YOUR INSTRUCTIONS — Each entry that follows is to be retyped exactly. Pictures do not belong in the copy.

***** DATA

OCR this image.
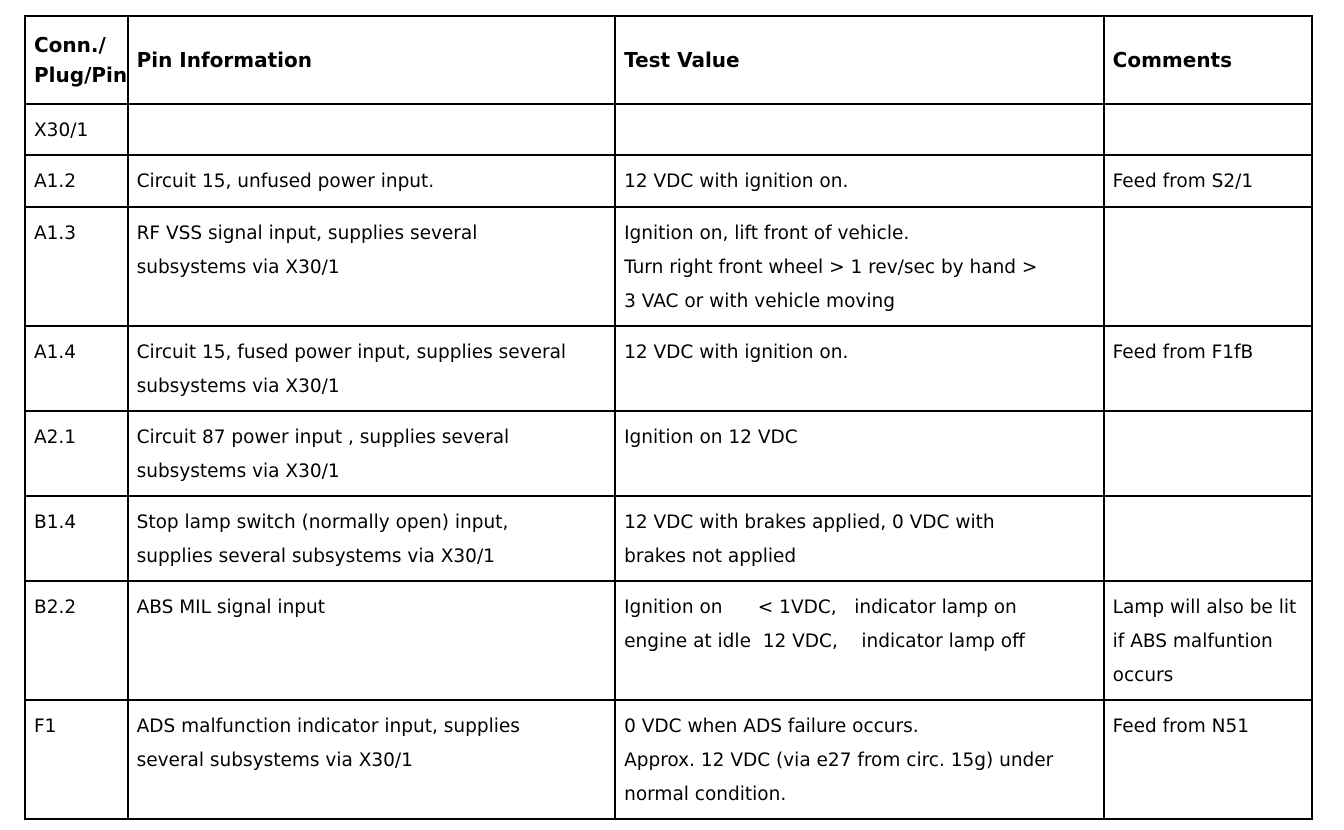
Conn./
Plug/Pin	Pin Information	Test Value	Comments

X30/1			

A1.2	Circuit 15, unfused power input.	12 VDC with ignition on.	Feed from S2/1

A1.3	RF VSS signal input, supplies several
subsystems via X30/1	Ignition on, lift front of vehicle.
Turn right front wheel > 1 rev/sec by hand >
3 VAC or with vehicle moving	

A1.4	Circuit 15, fused power input, supplies several
subsystems via X30/1	12 VDC with ignition on.	Feed from F1fB

A2.1	Circuit 87 power input , supplies several
subsystems via X30/1	Ignition on 12 VDC	

B1.4	Stop lamp switch (normally open) input,
supplies several subsystems via X30/1	12 VDC with brakes applied, 0 VDC with
brakes not applied	

B2.2	ABS MIL signal input	Ignition on      < 1VDC,   indicator lamp on
engine at idle  12 VDC,    indicator lamp off	Lamp will also be lit
if ABS malfuntion
occurs

F1	ADS malfunction indicator input, supplies
several subsystems via X30/1	0 VDC when ADS failure occurs.
Approx. 12 VDC (via e27 from circ. 15g) under
normal condition.	Feed from N51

**********

EXERCISE ANSWER —
OCR this image.
Conn./
Plug/Pin	Pin Information	Test Value	Comments

X30/1			

A1.2	Circuit 15, unfused power input.	12 VDC with ignition on.	Feed from S2/1

A1.3	RF VSS signal input, supplies several
subsystems via X30/1	Ignition on, lift front of vehicle.
Turn right front wheel > 1 rev/sec by hand >
3 VAC or with vehicle moving	

A1.4	Circuit 15, fused power input, supplies several
subsystems via X30/1	12 VDC with ignition on.	Feed from F1fB

A2.1	Circuit 87 power input , supplies several
subsystems via X30/1	Ignition on 12 VDC	

B1.4	Stop lamp switch (normally open) input,
supplies several subsystems via X30/1	12 VDC with brakes applied, 0 VDC with
brakes not applied	

B2.2	ABS MIL signal input	Ignition on      < 1VDC,   indicator lamp on
engine at idle  12 VDC,    indicator lamp off	Lamp will also be lit
if ABS malfuntion
occurs

F1	ADS malfunction indicator input, supplies
several subsystems via X30/1	0 VDC when ADS failure occurs.
Approx. 12 VDC (via e27 from circ. 15g) under
normal condition.	Feed from N51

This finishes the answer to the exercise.